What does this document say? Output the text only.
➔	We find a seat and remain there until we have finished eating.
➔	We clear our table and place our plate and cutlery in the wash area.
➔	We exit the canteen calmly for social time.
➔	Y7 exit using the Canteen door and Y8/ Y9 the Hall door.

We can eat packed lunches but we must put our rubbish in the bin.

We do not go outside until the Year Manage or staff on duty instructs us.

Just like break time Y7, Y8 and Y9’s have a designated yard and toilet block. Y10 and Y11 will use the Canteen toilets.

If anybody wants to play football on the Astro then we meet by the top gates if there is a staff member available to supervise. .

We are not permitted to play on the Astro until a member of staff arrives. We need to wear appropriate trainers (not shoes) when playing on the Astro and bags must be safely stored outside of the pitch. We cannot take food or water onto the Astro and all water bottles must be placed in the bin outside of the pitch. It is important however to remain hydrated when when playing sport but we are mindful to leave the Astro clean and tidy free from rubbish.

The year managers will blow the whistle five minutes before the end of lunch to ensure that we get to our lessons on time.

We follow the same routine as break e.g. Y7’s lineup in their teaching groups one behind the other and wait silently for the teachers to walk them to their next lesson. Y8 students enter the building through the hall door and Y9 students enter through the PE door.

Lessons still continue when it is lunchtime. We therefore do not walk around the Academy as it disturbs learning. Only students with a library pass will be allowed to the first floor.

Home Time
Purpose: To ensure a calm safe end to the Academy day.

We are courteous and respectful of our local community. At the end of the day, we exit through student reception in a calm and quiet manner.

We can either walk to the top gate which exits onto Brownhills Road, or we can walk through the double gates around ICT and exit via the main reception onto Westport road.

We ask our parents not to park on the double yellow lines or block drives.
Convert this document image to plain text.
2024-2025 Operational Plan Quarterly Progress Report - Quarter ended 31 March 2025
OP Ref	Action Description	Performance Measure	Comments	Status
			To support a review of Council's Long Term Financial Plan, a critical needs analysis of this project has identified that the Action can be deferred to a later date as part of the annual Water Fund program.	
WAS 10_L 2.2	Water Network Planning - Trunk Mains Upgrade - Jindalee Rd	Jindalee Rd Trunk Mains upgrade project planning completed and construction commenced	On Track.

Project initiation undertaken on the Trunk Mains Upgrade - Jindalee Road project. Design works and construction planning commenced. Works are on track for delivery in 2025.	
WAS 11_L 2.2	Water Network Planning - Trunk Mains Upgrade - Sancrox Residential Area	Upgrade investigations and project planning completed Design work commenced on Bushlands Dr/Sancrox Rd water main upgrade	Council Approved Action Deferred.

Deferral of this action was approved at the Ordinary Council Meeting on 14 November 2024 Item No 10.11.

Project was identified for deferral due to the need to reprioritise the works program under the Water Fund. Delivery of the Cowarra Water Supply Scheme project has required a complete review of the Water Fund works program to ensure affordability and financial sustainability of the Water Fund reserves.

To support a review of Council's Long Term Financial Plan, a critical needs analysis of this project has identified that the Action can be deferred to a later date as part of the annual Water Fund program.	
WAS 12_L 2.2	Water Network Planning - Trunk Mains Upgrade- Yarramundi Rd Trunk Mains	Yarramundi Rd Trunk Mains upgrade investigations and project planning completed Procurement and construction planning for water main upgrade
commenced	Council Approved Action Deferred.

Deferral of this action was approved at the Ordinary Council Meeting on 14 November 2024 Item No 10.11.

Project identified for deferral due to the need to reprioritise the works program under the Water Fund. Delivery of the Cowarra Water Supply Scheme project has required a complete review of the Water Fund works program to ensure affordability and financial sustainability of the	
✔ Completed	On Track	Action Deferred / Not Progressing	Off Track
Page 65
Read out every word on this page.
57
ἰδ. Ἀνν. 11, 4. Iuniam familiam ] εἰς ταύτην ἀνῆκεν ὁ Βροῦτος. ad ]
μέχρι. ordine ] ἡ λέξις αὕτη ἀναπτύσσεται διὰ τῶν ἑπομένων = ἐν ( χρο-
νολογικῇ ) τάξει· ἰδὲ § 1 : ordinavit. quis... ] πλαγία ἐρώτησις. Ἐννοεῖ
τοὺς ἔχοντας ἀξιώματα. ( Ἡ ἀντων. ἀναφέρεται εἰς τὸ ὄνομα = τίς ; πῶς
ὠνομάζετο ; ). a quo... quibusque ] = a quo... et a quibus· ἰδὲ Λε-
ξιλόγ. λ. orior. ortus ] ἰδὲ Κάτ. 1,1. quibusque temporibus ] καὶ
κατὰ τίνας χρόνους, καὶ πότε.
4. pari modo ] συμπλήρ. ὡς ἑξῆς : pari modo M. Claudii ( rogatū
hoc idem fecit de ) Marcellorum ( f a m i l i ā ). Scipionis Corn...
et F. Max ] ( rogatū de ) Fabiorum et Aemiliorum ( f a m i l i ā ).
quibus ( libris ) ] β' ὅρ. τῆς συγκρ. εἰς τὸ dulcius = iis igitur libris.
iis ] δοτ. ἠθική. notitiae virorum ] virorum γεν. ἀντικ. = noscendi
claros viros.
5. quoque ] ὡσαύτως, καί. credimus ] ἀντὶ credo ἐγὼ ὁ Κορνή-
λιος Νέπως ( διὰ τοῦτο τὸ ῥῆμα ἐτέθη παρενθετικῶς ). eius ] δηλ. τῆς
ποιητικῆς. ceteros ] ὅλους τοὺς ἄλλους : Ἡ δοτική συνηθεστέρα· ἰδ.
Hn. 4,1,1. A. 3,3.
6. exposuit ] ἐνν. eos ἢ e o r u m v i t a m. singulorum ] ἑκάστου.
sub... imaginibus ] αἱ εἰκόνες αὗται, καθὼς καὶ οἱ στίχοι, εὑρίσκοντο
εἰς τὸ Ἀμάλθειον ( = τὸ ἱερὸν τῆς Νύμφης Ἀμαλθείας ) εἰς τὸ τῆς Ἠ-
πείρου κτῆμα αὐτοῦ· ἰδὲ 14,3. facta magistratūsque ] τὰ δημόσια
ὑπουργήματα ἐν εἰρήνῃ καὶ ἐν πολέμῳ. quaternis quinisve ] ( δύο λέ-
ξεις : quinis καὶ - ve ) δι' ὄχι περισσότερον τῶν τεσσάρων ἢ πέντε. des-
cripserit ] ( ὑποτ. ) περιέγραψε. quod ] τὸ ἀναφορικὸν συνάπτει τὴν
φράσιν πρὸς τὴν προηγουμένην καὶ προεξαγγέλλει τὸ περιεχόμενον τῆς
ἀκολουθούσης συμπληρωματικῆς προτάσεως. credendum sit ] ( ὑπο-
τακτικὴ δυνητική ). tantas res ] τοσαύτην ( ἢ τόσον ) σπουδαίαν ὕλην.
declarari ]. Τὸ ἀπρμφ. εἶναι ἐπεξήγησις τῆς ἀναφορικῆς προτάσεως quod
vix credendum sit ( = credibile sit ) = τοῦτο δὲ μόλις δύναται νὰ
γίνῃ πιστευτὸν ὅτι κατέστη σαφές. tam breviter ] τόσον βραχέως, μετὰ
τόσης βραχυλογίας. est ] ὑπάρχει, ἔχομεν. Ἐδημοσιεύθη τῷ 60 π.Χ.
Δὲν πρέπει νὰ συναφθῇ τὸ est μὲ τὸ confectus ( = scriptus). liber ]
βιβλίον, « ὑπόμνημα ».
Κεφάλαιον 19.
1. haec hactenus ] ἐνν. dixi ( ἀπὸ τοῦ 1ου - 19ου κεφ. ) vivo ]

-*-

Exercise goal: Above are the records; copy all of them exactly.

Result below:
What does this document say? Output the text only.
➔	We find a seat and remain there until we have finished eating.
➔	We clear our table and place our plate and cutlery in the wash area.
➔	We exit the canteen calmly for social time.
➔	Y7 exit using the Canteen door and Y8/ Y9 the Hall door.

We can eat packed lunches but we must put our rubbish in the bin.

We do not go outside until the Year Manage or staff on duty instructs us.

Just like break time Y7, Y8 and Y9’s have a designated yard and toilet block. Y10 and Y11 will use the Canteen toilets.

If anybody wants to play football on the Astro then we meet by the top gates if there is a staff member available to supervise. .

We are not permitted to play on the Astro until a member of staff arrives. We need to wear appropriate trainers (not shoes) when playing on the Astro and bags must be safely stored outside of the pitch. We cannot take food or water onto the Astro and all water bottles must be placed in the bin outside of the pitch. It is important however to remain hydrated when when playing sport but we are mindful to leave the Astro clean and tidy free from rubbish.

The year managers will blow the whistle five minutes before the end of lunch to ensure that we get to our lessons on time.

We follow the same routine as break e.g. Y7’s lineup in their teaching groups one behind the other and wait silently for the teachers to walk them to their next lesson. Y8 students enter the building through the hall door and Y9 students enter through the PE door.

Lessons still continue when it is lunchtime. We therefore do not walk around the Academy as it disturbs learning. Only students with a library pass will be allowed to the first floor.

Home Time
Purpose: To ensure a calm safe end to the Academy day.

We are courteous and respectful of our local community. At the end of the day, we exit through student reception in a calm and quiet manner.

We can either walk to the top gate which exits onto Brownhills Road, or we can walk through the double gates around ICT and exit via the main reception onto Westport road.

We ask our parents not to park on the double yellow lines or block drives.
Convert this document image to plain text.
2024-2025 Operational Plan Quarterly Progress Report - Quarter ended 31 March 2025
OP Ref	Action Description	Performance Measure	Comments	Status
			To support a review of Council's Long Term Financial Plan, a critical needs analysis of this project has identified that the Action can be deferred to a later date as part of the annual Water Fund program.	
WAS 10_L 2.2	Water Network Planning - Trunk Mains Upgrade - Jindalee Rd	Jindalee Rd Trunk Mains upgrade project planning completed and construction commenced	On Track.

Project initiation undertaken on the Trunk Mains Upgrade - Jindalee Road project. Design works and construction planning commenced. Works are on track for delivery in 2025.	
WAS 11_L 2.2	Water Network Planning - Trunk Mains Upgrade - Sancrox Residential Area	Upgrade investigations and project planning completed Design work commenced on Bushlands Dr/Sancrox Rd water main upgrade	Council Approved Action Deferred.

Deferral of this action was approved at the Ordinary Council Meeting on 14 November 2024 Item No 10.11.

Project was identified for deferral due to the need to reprioritise the works program under the Water Fund. Delivery of the Cowarra Water Supply Scheme project has required a complete review of the Water Fund works program to ensure affordability and financial sustainability of the Water Fund reserves.

To support a review of Council's Long Term Financial Plan, a critical needs analysis of this project has identified that the Action can be deferred to a later date as part of the annual Water Fund program.	
WAS 12_L 2.2	Water Network Planning - Trunk Mains Upgrade- Yarramundi Rd Trunk Mains	Yarramundi Rd Trunk Mains upgrade investigations and project planning completed Procurement and construction planning for water main upgrade
commenced	Council Approved Action Deferred.

Deferral of this action was approved at the Ordinary Council Meeting on 14 November 2024 Item No 10.11.

Project identified for deferral due to the need to reprioritise the works program under the Water Fund. Delivery of the Cowarra Water Supply Scheme project has required a complete review of the Water Fund works program to ensure affordability and financial sustainability of the	
✔ Completed	On Track	Action Deferred / Not Progressing	Off Track
Page 65
Read out every word on this page.
57
ἰδ. Ἀνν. 11, 4. Iuniam familiam ] εἰς ταύτην ἀνῆκεν ὁ Βροῦτος. ad ]
μέχρι. ordine ] ἡ λέξις αὕτη ἀναπτύσσεται διὰ τῶν ἑπομένων = ἐν ( χρο-
νολογικῇ ) τάξει· ἰδὲ § 1 : ordinavit. quis... ] πλαγία ἐρώτησις. Ἐννοεῖ
τοὺς ἔχοντας ἀξιώματα. ( Ἡ ἀντων. ἀναφέρεται εἰς τὸ ὄνομα = τίς ; πῶς
ὠνομάζετο ; ). a quo... quibusque ] = a quo... et a quibus· ἰδὲ Λε-
ξιλόγ. λ. orior. ortus ] ἰδὲ Κάτ. 1,1. quibusque temporibus ] καὶ
κατὰ τίνας χρόνους, καὶ πότε.
4. pari modo ] συμπλήρ. ὡς ἑξῆς : pari modo M. Claudii ( rogatū
hoc idem fecit de ) Marcellorum ( f a m i l i ā ). Scipionis Corn...
et F. Max ] ( rogatū de ) Fabiorum et Aemiliorum ( f a m i l i ā ).
quibus ( libris ) ] β' ὅρ. τῆς συγκρ. εἰς τὸ dulcius = iis igitur libris.
iis ] δοτ. ἠθική. notitiae virorum ] virorum γεν. ἀντικ. = noscendi
claros viros.
5. quoque ] ὡσαύτως, καί. credimus ] ἀντὶ credo ἐγὼ ὁ Κορνή-
λιος Νέπως ( διὰ τοῦτο τὸ ῥῆμα ἐτέθη παρενθετικῶς ). eius ] δηλ. τῆς
ποιητικῆς. ceteros ] ὅλους τοὺς ἄλλους : Ἡ δοτική συνηθεστέρα· ἰδ.
Hn. 4,1,1. A. 3,3.
6. exposuit ] ἐνν. eos ἢ e o r u m v i t a m. singulorum ] ἑκάστου.
sub... imaginibus ] αἱ εἰκόνες αὗται, καθὼς καὶ οἱ στίχοι, εὑρίσκοντο
εἰς τὸ Ἀμάλθειον ( = τὸ ἱερὸν τῆς Νύμφης Ἀμαλθείας ) εἰς τὸ τῆς Ἠ-
πείρου κτῆμα αὐτοῦ· ἰδὲ 14,3. facta magistratūsque ] τὰ δημόσια
ὑπουργήματα ἐν εἰρήνῃ καὶ ἐν πολέμῳ. quaternis quinisve ] ( δύο λέ-
ξεις : quinis καὶ - ve ) δι' ὄχι περισσότερον τῶν τεσσάρων ἢ πέντε. des-
cripserit ] ( ὑποτ. ) περιέγραψε. quod ] τὸ ἀναφορικὸν συνάπτει τὴν
φράσιν πρὸς τὴν προηγουμένην καὶ προεξαγγέλλει τὸ περιεχόμενον τῆς
ἀκολουθούσης συμπληρωματικῆς προτάσεως. credendum sit ] ( ὑπο-
τακτικὴ δυνητική ). tantas res ] τοσαύτην ( ἢ τόσον ) σπουδαίαν ὕλην.
declarari ]. Τὸ ἀπρμφ. εἶναι ἐπεξήγησις τῆς ἀναφορικῆς προτάσεως quod
vix credendum sit ( = credibile sit ) = τοῦτο δὲ μόλις δύναται νὰ
γίνῃ πιστευτὸν ὅτι κατέστη σαφές. tam breviter ] τόσον βραχέως, μετὰ
τόσης βραχυλογίας. est ] ὑπάρχει, ἔχομεν. Ἐδημοσιεύθη τῷ 60 π.Χ.
Δὲν πρέπει νὰ συναφθῇ τὸ est μὲ τὸ confectus ( = scriptus). liber ]
βιβλίον, « ὑπόμνημα ».
Κεφάλαιον 19.
1. haec hactenus ] ἐνν. dixi ( ἀπὸ τοῦ 1ου - 19ου κεφ. ) vivo ]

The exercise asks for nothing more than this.